[Lines of data]
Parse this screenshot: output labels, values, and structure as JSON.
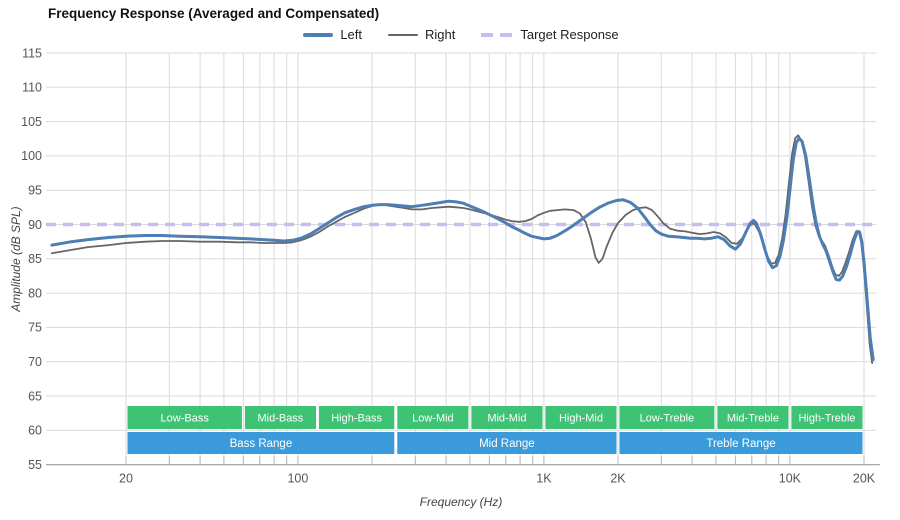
{
  "header": {
    "title": "Frequency Response (Averaged and Compensated)"
  },
  "legend": [
    {
      "id": "left",
      "label": "Left",
      "color": "#4d7eb4",
      "style": "solid-thick"
    },
    {
      "id": "right",
      "label": "Right",
      "color": "#666666",
      "style": "solid-thin"
    },
    {
      "id": "target",
      "label": "Target Response",
      "color": "#c6bef3",
      "style": "dashed"
    }
  ],
  "chart_data": {
    "type": "line",
    "title": "Frequency Response (Averaged and Compensated)",
    "xlabel": "Frequency (Hz)",
    "ylabel": "Amplitude (dB SPL)",
    "x_scale": "log",
    "xlim": [
      9.5,
      22300
    ],
    "ylim": [
      55,
      115
    ],
    "grid": true,
    "legend_position": "top-center",
    "y_ticks": [
      115,
      110,
      105,
      100,
      95,
      90,
      85,
      80,
      75,
      70,
      65,
      60,
      55
    ],
    "x_ticks": [
      {
        "f": 20,
        "label": "20"
      },
      {
        "f": 100,
        "label": "100"
      },
      {
        "f": 1000,
        "label": "1K"
      },
      {
        "f": 2000,
        "label": "2K"
      },
      {
        "f": 10000,
        "label": "10K"
      },
      {
        "f": 20000,
        "label": "20K"
      }
    ],
    "minor_gridlines": [
      20,
      30,
      40,
      50,
      60,
      70,
      80,
      90,
      100,
      200,
      300,
      400,
      500,
      600,
      700,
      800,
      900,
      1000,
      2000,
      3000,
      4000,
      5000,
      6000,
      7000,
      8000,
      9000,
      10000,
      20000
    ],
    "target": {
      "name": "Target Response",
      "db": 90,
      "color": "#c6bef3"
    },
    "series": [
      {
        "name": "Left",
        "color": "#4d7eb4",
        "width": 3,
        "points": [
          [
            10,
            87.0
          ],
          [
            12,
            87.5
          ],
          [
            14,
            87.8
          ],
          [
            17,
            88.1
          ],
          [
            20,
            88.3
          ],
          [
            24,
            88.4
          ],
          [
            28,
            88.4
          ],
          [
            33,
            88.3
          ],
          [
            40,
            88.2
          ],
          [
            48,
            88.1
          ],
          [
            56,
            88.0
          ],
          [
            64,
            87.9
          ],
          [
            72,
            87.8
          ],
          [
            80,
            87.7
          ],
          [
            88,
            87.6
          ],
          [
            95,
            87.7
          ],
          [
            103,
            88.0
          ],
          [
            112,
            88.6
          ],
          [
            122,
            89.4
          ],
          [
            132,
            90.2
          ],
          [
            143,
            91.0
          ],
          [
            155,
            91.7
          ],
          [
            170,
            92.2
          ],
          [
            185,
            92.6
          ],
          [
            200,
            92.8
          ],
          [
            215,
            92.9
          ],
          [
            230,
            92.9
          ],
          [
            250,
            92.8
          ],
          [
            270,
            92.7
          ],
          [
            290,
            92.6
          ],
          [
            320,
            92.8
          ],
          [
            350,
            93.0
          ],
          [
            380,
            93.2
          ],
          [
            410,
            93.4
          ],
          [
            440,
            93.3
          ],
          [
            470,
            93.1
          ],
          [
            500,
            92.7
          ],
          [
            540,
            92.2
          ],
          [
            580,
            91.7
          ],
          [
            620,
            91.2
          ],
          [
            660,
            90.7
          ],
          [
            700,
            90.2
          ],
          [
            740,
            89.7
          ],
          [
            790,
            89.2
          ],
          [
            840,
            88.7
          ],
          [
            890,
            88.3
          ],
          [
            940,
            88.1
          ],
          [
            1000,
            87.9
          ],
          [
            1060,
            88.0
          ],
          [
            1130,
            88.4
          ],
          [
            1220,
            89.1
          ],
          [
            1320,
            89.9
          ],
          [
            1430,
            90.8
          ],
          [
            1550,
            91.7
          ],
          [
            1680,
            92.5
          ],
          [
            1820,
            93.1
          ],
          [
            1970,
            93.5
          ],
          [
            2100,
            93.6
          ],
          [
            2250,
            93.2
          ],
          [
            2400,
            92.4
          ],
          [
            2550,
            91.2
          ],
          [
            2700,
            90.0
          ],
          [
            2850,
            89.1
          ],
          [
            3000,
            88.6
          ],
          [
            3200,
            88.3
          ],
          [
            3450,
            88.2
          ],
          [
            3700,
            88.1
          ],
          [
            3950,
            88.0
          ],
          [
            4200,
            88.0
          ],
          [
            4500,
            87.9
          ],
          [
            4800,
            88.0
          ],
          [
            5100,
            88.2
          ],
          [
            5400,
            87.8
          ],
          [
            5700,
            86.9
          ],
          [
            6000,
            86.4
          ],
          [
            6300,
            87.2
          ],
          [
            6600,
            88.8
          ],
          [
            6900,
            90.2
          ],
          [
            7100,
            90.6
          ],
          [
            7300,
            90.2
          ],
          [
            7600,
            88.6
          ],
          [
            7900,
            86.4
          ],
          [
            8200,
            84.6
          ],
          [
            8500,
            83.7
          ],
          [
            8800,
            84.0
          ],
          [
            9100,
            85.3
          ],
          [
            9400,
            87.6
          ],
          [
            9700,
            90.8
          ],
          [
            10000,
            95.0
          ],
          [
            10300,
            99.3
          ],
          [
            10600,
            101.9
          ],
          [
            10900,
            102.6
          ],
          [
            11200,
            102.1
          ],
          [
            11600,
            100.0
          ],
          [
            12000,
            96.6
          ],
          [
            12400,
            93.0
          ],
          [
            12800,
            90.1
          ],
          [
            13200,
            88.2
          ],
          [
            13600,
            87.1
          ],
          [
            14000,
            86.2
          ],
          [
            14500,
            84.6
          ],
          [
            15000,
            83.0
          ],
          [
            15400,
            82.0
          ],
          [
            15900,
            81.9
          ],
          [
            16400,
            82.5
          ],
          [
            17000,
            83.9
          ],
          [
            17600,
            85.7
          ],
          [
            18200,
            87.6
          ],
          [
            18800,
            89.0
          ],
          [
            19200,
            88.9
          ],
          [
            19600,
            87.5
          ],
          [
            20000,
            84.5
          ],
          [
            20600,
            79.0
          ],
          [
            21200,
            73.5
          ],
          [
            21800,
            70.3
          ]
        ]
      },
      {
        "name": "Right",
        "color": "#666666",
        "width": 1.8,
        "points": [
          [
            10,
            85.8
          ],
          [
            12,
            86.3
          ],
          [
            14,
            86.7
          ],
          [
            17,
            87.0
          ],
          [
            20,
            87.3
          ],
          [
            24,
            87.5
          ],
          [
            28,
            87.6
          ],
          [
            33,
            87.6
          ],
          [
            40,
            87.5
          ],
          [
            48,
            87.5
          ],
          [
            56,
            87.4
          ],
          [
            64,
            87.4
          ],
          [
            72,
            87.3
          ],
          [
            80,
            87.3
          ],
          [
            88,
            87.3
          ],
          [
            95,
            87.4
          ],
          [
            103,
            87.7
          ],
          [
            112,
            88.2
          ],
          [
            122,
            88.9
          ],
          [
            132,
            89.7
          ],
          [
            143,
            90.4
          ],
          [
            155,
            91.1
          ],
          [
            170,
            91.7
          ],
          [
            185,
            92.3
          ],
          [
            200,
            92.7
          ],
          [
            215,
            92.9
          ],
          [
            230,
            92.8
          ],
          [
            250,
            92.6
          ],
          [
            270,
            92.4
          ],
          [
            290,
            92.2
          ],
          [
            320,
            92.2
          ],
          [
            350,
            92.4
          ],
          [
            380,
            92.5
          ],
          [
            410,
            92.6
          ],
          [
            440,
            92.5
          ],
          [
            470,
            92.4
          ],
          [
            500,
            92.2
          ],
          [
            540,
            91.9
          ],
          [
            580,
            91.6
          ],
          [
            620,
            91.3
          ],
          [
            660,
            91.0
          ],
          [
            700,
            90.7
          ],
          [
            740,
            90.5
          ],
          [
            790,
            90.4
          ],
          [
            840,
            90.5
          ],
          [
            890,
            90.8
          ],
          [
            940,
            91.3
          ],
          [
            1000,
            91.7
          ],
          [
            1060,
            92.0
          ],
          [
            1130,
            92.1
          ],
          [
            1220,
            92.2
          ],
          [
            1320,
            92.1
          ],
          [
            1400,
            91.6
          ],
          [
            1480,
            90.3
          ],
          [
            1550,
            88.0
          ],
          [
            1620,
            85.2
          ],
          [
            1670,
            84.4
          ],
          [
            1730,
            85.0
          ],
          [
            1800,
            86.8
          ],
          [
            1900,
            88.8
          ],
          [
            2000,
            90.2
          ],
          [
            2150,
            91.4
          ],
          [
            2300,
            92.1
          ],
          [
            2450,
            92.4
          ],
          [
            2600,
            92.5
          ],
          [
            2750,
            92.1
          ],
          [
            2900,
            91.2
          ],
          [
            3050,
            90.2
          ],
          [
            3250,
            89.4
          ],
          [
            3500,
            89.1
          ],
          [
            3750,
            89.0
          ],
          [
            4000,
            88.8
          ],
          [
            4300,
            88.6
          ],
          [
            4600,
            88.7
          ],
          [
            4900,
            88.9
          ],
          [
            5200,
            88.7
          ],
          [
            5500,
            88.1
          ],
          [
            5800,
            87.3
          ],
          [
            6100,
            87.2
          ],
          [
            6400,
            88.0
          ],
          [
            6700,
            89.3
          ],
          [
            7000,
            90.2
          ],
          [
            7200,
            90.0
          ],
          [
            7500,
            88.9
          ],
          [
            7800,
            87.0
          ],
          [
            8100,
            85.3
          ],
          [
            8400,
            84.3
          ],
          [
            8700,
            84.4
          ],
          [
            9000,
            85.6
          ],
          [
            9300,
            88.0
          ],
          [
            9600,
            91.5
          ],
          [
            9900,
            96.0
          ],
          [
            10200,
            100.3
          ],
          [
            10500,
            102.6
          ],
          [
            10800,
            103.0
          ],
          [
            11100,
            102.3
          ],
          [
            11500,
            100.0
          ],
          [
            11900,
            96.3
          ],
          [
            12300,
            92.5
          ],
          [
            12700,
            89.8
          ],
          [
            13100,
            88.3
          ],
          [
            13500,
            87.6
          ],
          [
            13900,
            86.9
          ],
          [
            14400,
            85.4
          ],
          [
            14900,
            83.7
          ],
          [
            15300,
            82.7
          ],
          [
            15800,
            82.5
          ],
          [
            16300,
            83.1
          ],
          [
            16800,
            84.4
          ],
          [
            17400,
            86.0
          ],
          [
            18000,
            87.8
          ],
          [
            18600,
            89.0
          ],
          [
            19100,
            88.8
          ],
          [
            19500,
            87.3
          ],
          [
            19900,
            84.3
          ],
          [
            20500,
            78.5
          ],
          [
            21100,
            72.5
          ],
          [
            21600,
            69.8
          ]
        ]
      }
    ],
    "bands": {
      "sub_color": "#3dc373",
      "main_color": "#3b9ad9",
      "text_color": "#ffffff",
      "sub": [
        {
          "label": "Low-Bass",
          "from": 20,
          "to": 60
        },
        {
          "label": "Mid-Bass",
          "from": 60,
          "to": 120
        },
        {
          "label": "High-Bass",
          "from": 120,
          "to": 250
        },
        {
          "label": "Low-Mid",
          "from": 250,
          "to": 500
        },
        {
          "label": "Mid-Mid",
          "from": 500,
          "to": 1000
        },
        {
          "label": "High-Mid",
          "from": 1000,
          "to": 2000
        },
        {
          "label": "Low-Treble",
          "from": 2000,
          "to": 5000
        },
        {
          "label": "Mid-Treble",
          "from": 5000,
          "to": 10000
        },
        {
          "label": "High-Treble",
          "from": 10000,
          "to": 20000
        }
      ],
      "main": [
        {
          "label": "Bass Range",
          "from": 20,
          "to": 250
        },
        {
          "label": "Mid Range",
          "from": 250,
          "to": 2000
        },
        {
          "label": "Treble Range",
          "from": 2000,
          "to": 20000
        }
      ]
    }
  }
}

# WHAT NEEDS TO BE DONE:
Pick out all lines from the data above in which the word "Frequency" appears.

# THE COMPLETED TASK:
    "title": "Frequency Response (Averaged and Compensated)"
    "title": "Frequency Response (Averaged and Compensated)",
    "xlabel": "Frequency (Hz)",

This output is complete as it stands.